Below are the records; reproduce all of them exactly but without any images.
BEGIN Information supplied
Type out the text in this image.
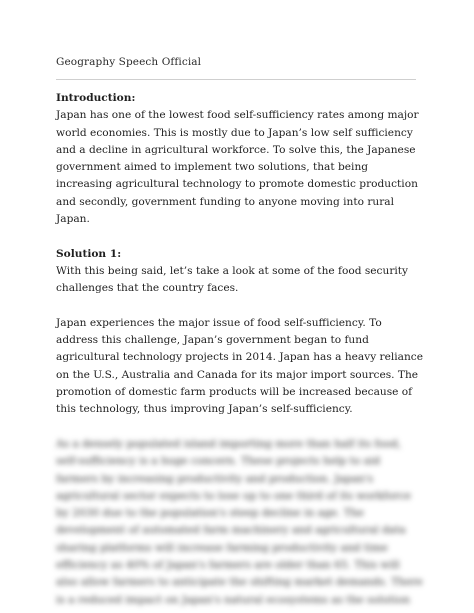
Geography Speech Official

Introduction:

Japan has one of the lowest food self-sufficiency rates among major world economies. This is mostly due to Japan’s low self sufficiency and a decline in agricultural workforce. To solve this, the Japanese government aimed to implement two solutions, that being increasing agricultural technology to promote domestic production and secondly, government funding to anyone moving into rural Japan.

Solution 1:

With this being said, let’s take a look at some of the food security challenges that the country faces.

Japan experiences the major issue of food self-sufficiency. To address this challenge, Japan’s government began to fund agricultural technology projects in 2014. Japan has a heavy reliance on the U.S., Australia and Canada for its major import sources. The promotion of domestic farm products will be increased because of this technology, thus improving Japan’s self-sufficiency.

As a densely populated island importing more than half its food, self-sufficiency is a huge concern. These projects help to aid farmers by increasing productivity and production. Japan's agricultural sector expects to lose up to one third of its workforce by 2030 due to the population's steep decline in age. The development of automated farm machinery and agricultural data sharing platforms will increase farming productivity and time efficiency as 40% of Japan's farmers are older than 65. This will also allow farmers to anticipate the shifting market demands. There is a reduced impact on Japan's natural ecosystems as the solution
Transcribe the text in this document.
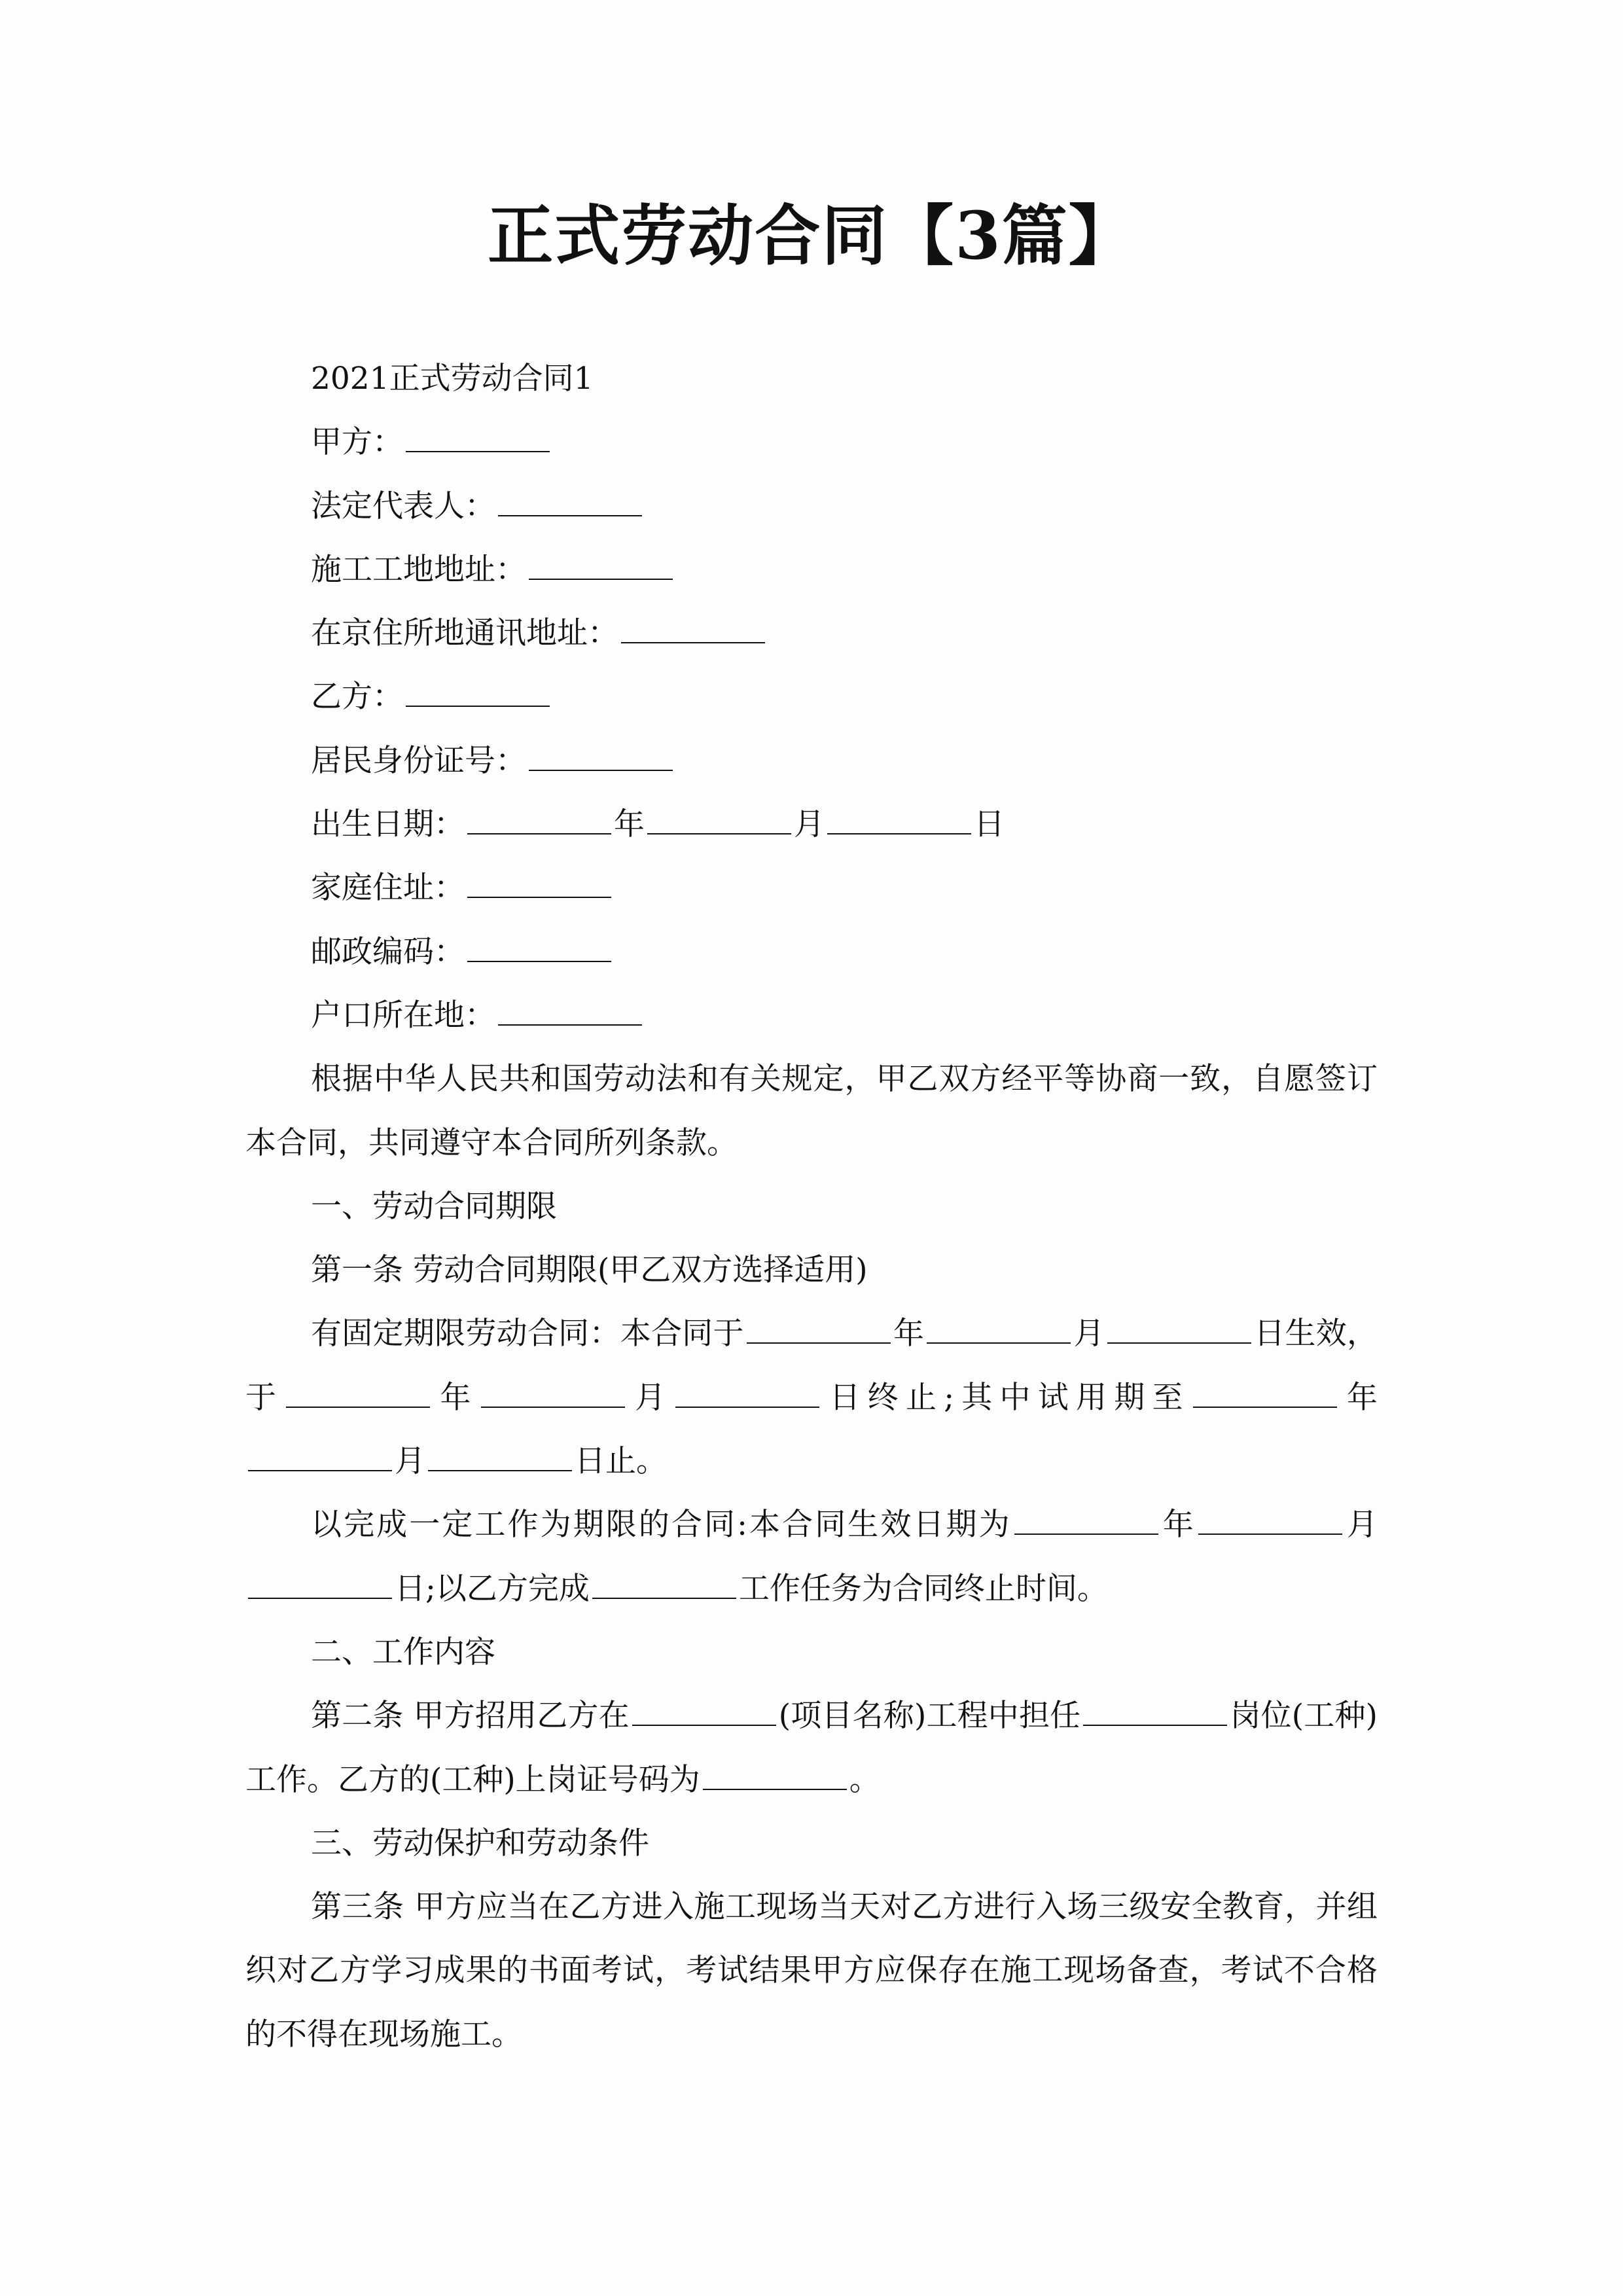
正式劳动合同【3篇】

2021正式劳动合同1

甲方：

法定代表人：

施工工地地址：

在京住所地通讯地址：

乙方：

居民身份证号：

出生日期：	年	月	日

家庭住址：

邮政编码：

户口所在地：

根据中华人民共和国劳动法和有关规定，甲乙双方经平等协商一致，自愿签订本合同，共同遵守本合同所列条款。

一、劳动合同期限

第一条 劳动合同期限(甲乙双方选择适用)

有固定期限劳动合同：本合同于	年	月	日生效，于	年	月	日终止;其中试用期至	年月	日止。

以完成一定工作为期限的合同:本合同生效日期为	年	月日;以乙方完成	工作任务为合同终止时间。

二、工作内容

第二条 甲方招用乙方在	(项目名称)工程中担任	岗位(工种)工作。乙方的(工种)上岗证号码为	。

三、劳动保护和劳动条件

第三条 甲方应当在乙方进入施工现场当天对乙方进行入场三级安全教育，并组织对乙方学习成果的书面考试，考试结果甲方应保存在施工现场备查，考试不合格的不得在现场施工。
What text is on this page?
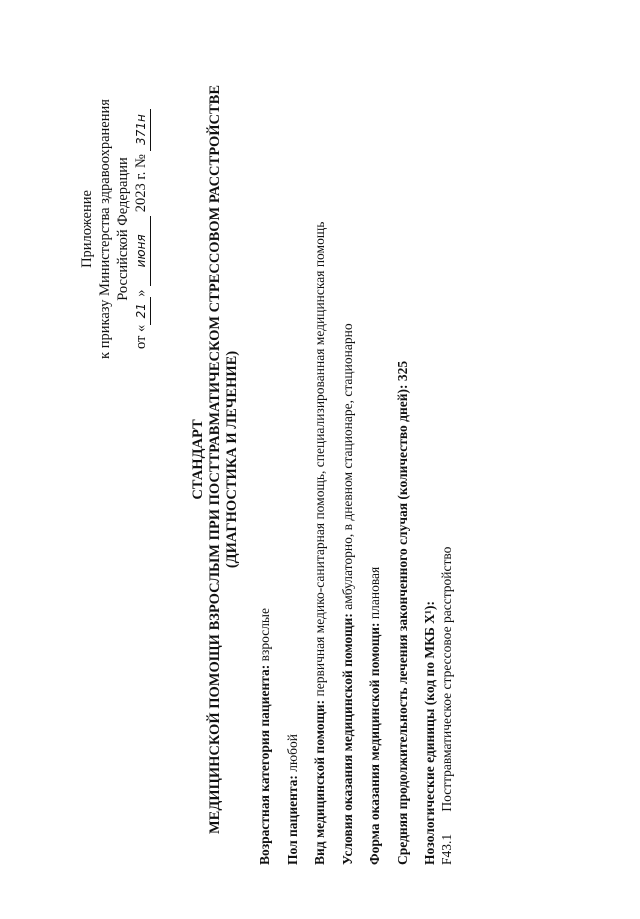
Приложение к приказу Министерства здравоохранения Российской Федерации
от «21» июня 2023 г. № 371н
СТАНДАРТ МЕДИЦИНСКОЙ ПОМОЩИ ВЗРОСЛЫМ ПРИ ПОСТТРАВМАТИЧЕСКОМ СТРЕССОВОМ РАССТРОЙСТВЕ (ДИАГНОСТИКА И ЛЕЧЕНИЕ)
Возрастная категория пациента: взрослые
Пол пациента: любой Вид медицинской помощи: первичная медико-санитарная помощь, специализированная медицинская помощь
Условия оказания медицинской помощи: амбулаторно, в дневном стационаре, стационарно
Форма оказания медицинской помощи: плановая Средняя продолжительность лечения законченного случая (количество дней): 325
Нозологические единицы (код по МКБ X¹): F43.1 Посттравматическое стрессовое расстройство
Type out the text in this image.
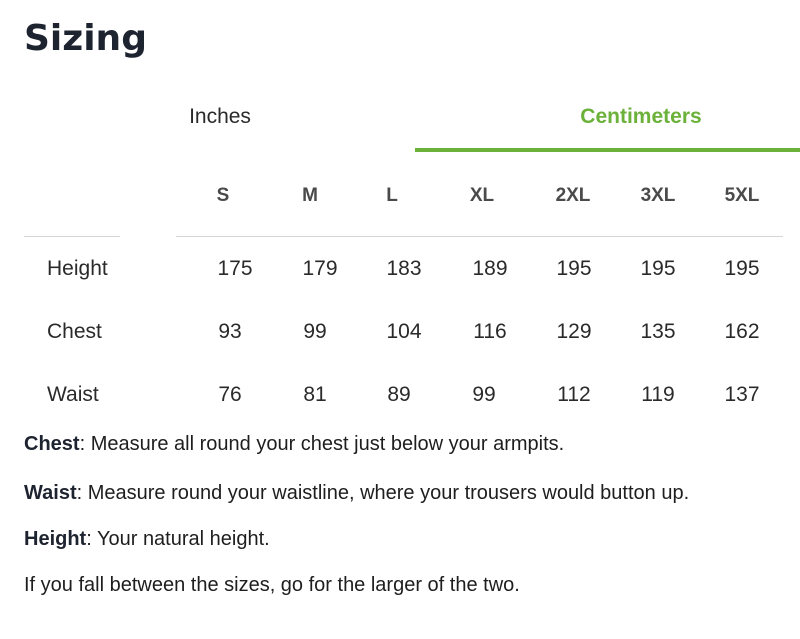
Sizing
Inches	Centimeters
S	M	L	XL	2XL	3XL	5XL
Height	175	179	183	189	195	195	195
Chest	93	99	104	116	129	135	162
Waist	76	81	89	99	112	119	137
Chest: Measure all round your chest just below your armpits.
Waist: Measure round your waistline, where your trousers would button up.
Height: Your natural height.
If you fall between the sizes, go for the larger of the two.
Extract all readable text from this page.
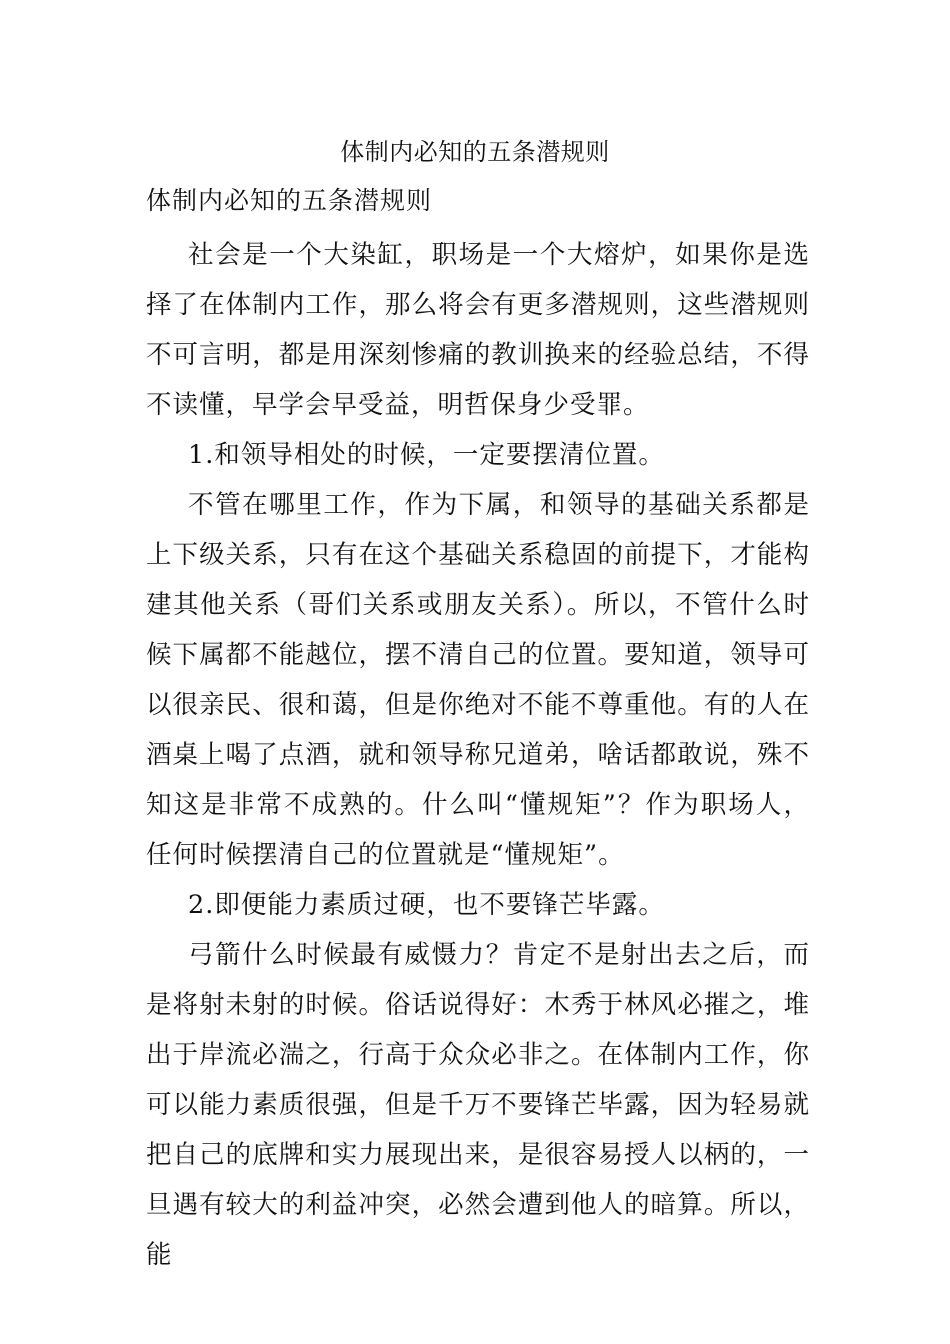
体制内必知的五条潜规则
体制内必知的五条潜规则

社会是一个大染缸，职场是一个大熔炉，如果你是选择了在体制内工作，那么将会有更多潜规则，这些潜规则不可言明，都是用深刻惨痛的教训换来的经验总结，不得不读懂，早学会早受益，明哲保身少受罪。

1.和领导相处的时候，一定要摆清位置。

不管在哪里工作，作为下属，和领导的基础关系都是上下级关系，只有在这个基础关系稳固的前提下，才能构建其他关系（哥们关系或朋友关系）。所以，不管什么时候下属都不能越位，摆不清自己的位置。要知道，领导可以很亲民、很和蔼，但是你绝对不能不尊重他。有的人在酒桌上喝了点酒，就和领导称兄道弟，啥话都敢说，殊不知这是非常不成熟的。什么叫“懂规矩”？作为职场人，任何时候摆清自己的位置就是“懂规矩”。

2.即便能力素质过硬，也不要锋芒毕露。

弓箭什么时候最有威慑力？肯定不是射出去之后，而是将射未射的时候。俗话说得好：木秀于林风必摧之，堆出于岸流必湍之，行高于众众必非之。在体制内工作，你可以能力素质很强，但是千万不要锋芒毕露，因为轻易就把自己的底牌和实力展现出来，是很容易授人以柄的，一旦遇有较大的利益冲突，必然会遭到他人的暗算。所以，能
END Information supplied
*Answer below*.
Type out the text in this image.
Geography Speech Official

Introduction:

Japan has one of the lowest food self-sufficiency rates among major world economies. This is mostly due to Japan’s low self sufficiency and a decline in agricultural workforce. To solve this, the Japanese government aimed to implement two solutions, that being increasing agricultural technology to promote domestic production and secondly, government funding to anyone moving into rural Japan.

Solution 1:

With this being said, let’s take a look at some of the food security challenges that the country faces.

Japan experiences the major issue of food self-sufficiency. To address this challenge, Japan’s government began to fund agricultural technology projects in 2014. Japan has a heavy reliance on the U.S., Australia and Canada for its major import sources. The promotion of domestic farm products will be increased because of this technology, thus improving Japan’s self-sufficiency.

As a densely populated island importing more than half its food, self-sufficiency is a huge concern. These projects help to aid farmers by increasing productivity and production. Japan's agricultural sector expects to lose up to one third of its workforce by 2030 due to the population's steep decline in age. The development of automated farm machinery and agricultural data sharing platforms will increase farming productivity and time efficiency as 40% of Japan's farmers are older than 65. This will also allow farmers to anticipate the shifting market demands. There is a reduced impact on Japan's natural ecosystems as the solution
Transcribe the text in this document.
正式劳动合同【3篇】

2021正式劳动合同1

甲方：

法定代表人：

施工工地地址：

在京住所地通讯地址：

乙方：

居民身份证号：

出生日期：	年	月	日

家庭住址：

邮政编码：

户口所在地：

根据中华人民共和国劳动法和有关规定，甲乙双方经平等协商一致，自愿签订本合同，共同遵守本合同所列条款。

一、劳动合同期限

第一条 劳动合同期限(甲乙双方选择适用)

有固定期限劳动合同：本合同于	年	月	日生效，于	年	月	日终止;其中试用期至	年月	日止。

以完成一定工作为期限的合同:本合同生效日期为	年	月日;以乙方完成	工作任务为合同终止时间。

二、工作内容

第二条 甲方招用乙方在	(项目名称)工程中担任	岗位(工种)工作。乙方的(工种)上岗证号码为	。

三、劳动保护和劳动条件

第三条 甲方应当在乙方进入施工现场当天对乙方进行入场三级安全教育，并组织对乙方学习成果的书面考试，考试结果甲方应保存在施工现场备查，考试不合格的不得在现场施工。
What text is on this page?
Приложение к приказу Министерства здравоохранения Российской Федерации
от «21» июня 2023 г. № 371н
СТАНДАРТ МЕДИЦИНСКОЙ ПОМОЩИ ВЗРОСЛЫМ ПРИ ПОСТТРАВМАТИЧЕСКОМ СТРЕССОВОМ РАССТРОЙСТВЕ (ДИАГНОСТИКА И ЛЕЧЕНИЕ)
Возрастная категория пациента: взрослые
Пол пациента: любой Вид медицинской помощи: первичная медико-санитарная помощь, специализированная медицинская помощь
Условия оказания медицинской помощи: амбулаторно, в дневном стационаре, стационарно
Форма оказания медицинской помощи: плановая Средняя продолжительность лечения законченного случая (количество дней): 325
Нозологические единицы (код по МКБ X¹): F43.1 Посттравматическое стрессовое расстройство
Type out the text in this image.
Sizing
Inches	Centimeters
S	M	L	XL	2XL	3XL	5XL
Height	175	179	183	189	195	195	195
Chest	93	99	104	116	129	135	162
Waist	76	81	89	99	112	119	137
Chest: Measure all round your chest just below your armpits.
Waist: Measure round your waistline, where your trousers would button up.
Height: Your natural height.
If you fall between the sizes, go for the larger of the two.
Extract all readable text from this page.
体制内必知的五条潜规则
体制内必知的五条潜规则

社会是一个大染缸，职场是一个大熔炉，如果你是选择了在体制内工作，那么将会有更多潜规则，这些潜规则不可言明，都是用深刻惨痛的教训换来的经验总结，不得不读懂，早学会早受益，明哲保身少受罪。

1.和领导相处的时候，一定要摆清位置。

不管在哪里工作，作为下属，和领导的基础关系都是上下级关系，只有在这个基础关系稳固的前提下，才能构建其他关系（哥们关系或朋友关系）。所以，不管什么时候下属都不能越位，摆不清自己的位置。要知道，领导可以很亲民、很和蔼，但是你绝对不能不尊重他。有的人在酒桌上喝了点酒，就和领导称兄道弟，啥话都敢说，殊不知这是非常不成熟的。什么叫“懂规矩”？作为职场人，任何时候摆清自己的位置就是“懂规矩”。

2.即便能力素质过硬，也不要锋芒毕露。

弓箭什么时候最有威慑力？肯定不是射出去之后，而是将射未射的时候。俗话说得好：木秀于林风必摧之，堆出于岸流必湍之，行高于众众必非之。在体制内工作，你可以能力素质很强，但是千万不要锋芒毕露，因为轻易就把自己的底牌和实力展现出来，是很容易授人以柄的，一旦遇有较大的利益冲突，必然会遭到他人的暗算。所以，能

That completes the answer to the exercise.